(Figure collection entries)
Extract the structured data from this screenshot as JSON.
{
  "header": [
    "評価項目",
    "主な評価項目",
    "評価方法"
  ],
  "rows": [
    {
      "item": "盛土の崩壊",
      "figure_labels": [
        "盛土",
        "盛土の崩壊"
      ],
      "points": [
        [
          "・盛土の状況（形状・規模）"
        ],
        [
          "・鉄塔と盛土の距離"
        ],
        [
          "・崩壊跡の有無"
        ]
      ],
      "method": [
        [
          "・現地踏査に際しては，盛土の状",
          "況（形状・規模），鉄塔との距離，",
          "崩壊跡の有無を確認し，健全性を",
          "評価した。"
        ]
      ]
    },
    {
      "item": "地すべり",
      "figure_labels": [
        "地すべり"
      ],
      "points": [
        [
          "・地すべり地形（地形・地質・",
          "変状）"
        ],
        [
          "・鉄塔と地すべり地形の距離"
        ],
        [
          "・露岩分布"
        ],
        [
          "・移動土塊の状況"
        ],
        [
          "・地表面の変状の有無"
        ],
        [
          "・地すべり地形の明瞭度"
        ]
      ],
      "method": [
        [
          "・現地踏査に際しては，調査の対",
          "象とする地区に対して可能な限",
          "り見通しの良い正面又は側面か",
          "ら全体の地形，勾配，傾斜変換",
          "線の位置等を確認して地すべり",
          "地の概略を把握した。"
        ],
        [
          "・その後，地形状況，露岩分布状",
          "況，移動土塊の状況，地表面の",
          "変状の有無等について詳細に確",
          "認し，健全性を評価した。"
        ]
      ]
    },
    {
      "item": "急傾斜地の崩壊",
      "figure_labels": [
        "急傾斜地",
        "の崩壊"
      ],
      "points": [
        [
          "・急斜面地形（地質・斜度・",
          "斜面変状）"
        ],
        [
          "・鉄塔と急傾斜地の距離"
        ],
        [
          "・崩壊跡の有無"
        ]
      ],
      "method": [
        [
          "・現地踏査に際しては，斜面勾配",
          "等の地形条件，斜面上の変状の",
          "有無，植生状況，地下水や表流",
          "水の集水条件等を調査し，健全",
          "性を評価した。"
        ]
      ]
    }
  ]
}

Objective:
Repeat the preceding lines exactly, please, every one of them.

Written response:
Extract the structured data from this screenshot as JSON.
{
  "header": [
    "評価項目",
    "主な評価項目",
    "評価方法"
  ],
  "rows": [
    {
      "item": "盛土の崩壊",
      "figure_labels": [
        "盛土",
        "盛土の崩壊"
      ],
      "points": [
        [
          "・盛土の状況（形状・規模）"
        ],
        [
          "・鉄塔と盛土の距離"
        ],
        [
          "・崩壊跡の有無"
        ]
      ],
      "method": [
        [
          "・現地踏査に際しては，盛土の状",
          "況（形状・規模），鉄塔との距離，",
          "崩壊跡の有無を確認し，健全性を",
          "評価した。"
        ]
      ]
    },
    {
      "item": "地すべり",
      "figure_labels": [
        "地すべり"
      ],
      "points": [
        [
          "・地すべり地形（地形・地質・",
          "変状）"
        ],
        [
          "・鉄塔と地すべり地形の距離"
        ],
        [
          "・露岩分布"
        ],
        [
          "・移動土塊の状況"
        ],
        [
          "・地表面の変状の有無"
        ],
        [
          "・地すべり地形の明瞭度"
        ]
      ],
      "method": [
        [
          "・現地踏査に際しては，調査の対",
          "象とする地区に対して可能な限",
          "り見通しの良い正面又は側面か",
          "ら全体の地形，勾配，傾斜変換",
          "線の位置等を確認して地すべり",
          "地の概略を把握した。"
        ],
        [
          "・その後，地形状況，露岩分布状",
          "況，移動土塊の状況，地表面の",
          "変状の有無等について詳細に確",
          "認し，健全性を評価した。"
        ]
      ]
    },
    {
      "item": "急傾斜地の崩壊",
      "figure_labels": [
        "急傾斜地",
        "の崩壊"
      ],
      "points": [
        [
          "・急斜面地形（地質・斜度・",
          "斜面変状）"
        ],
        [
          "・鉄塔と急傾斜地の距離"
        ],
        [
          "・崩壊跡の有無"
        ]
      ],
      "method": [
        [
          "・現地踏査に際しては，斜面勾配",
          "等の地形条件，斜面上の変状の",
          "有無，植生状況，地下水や表流",
          "水の集水条件等を調査し，健全",
          "性を評価した。"
        ]
      ]
    }
  ]
}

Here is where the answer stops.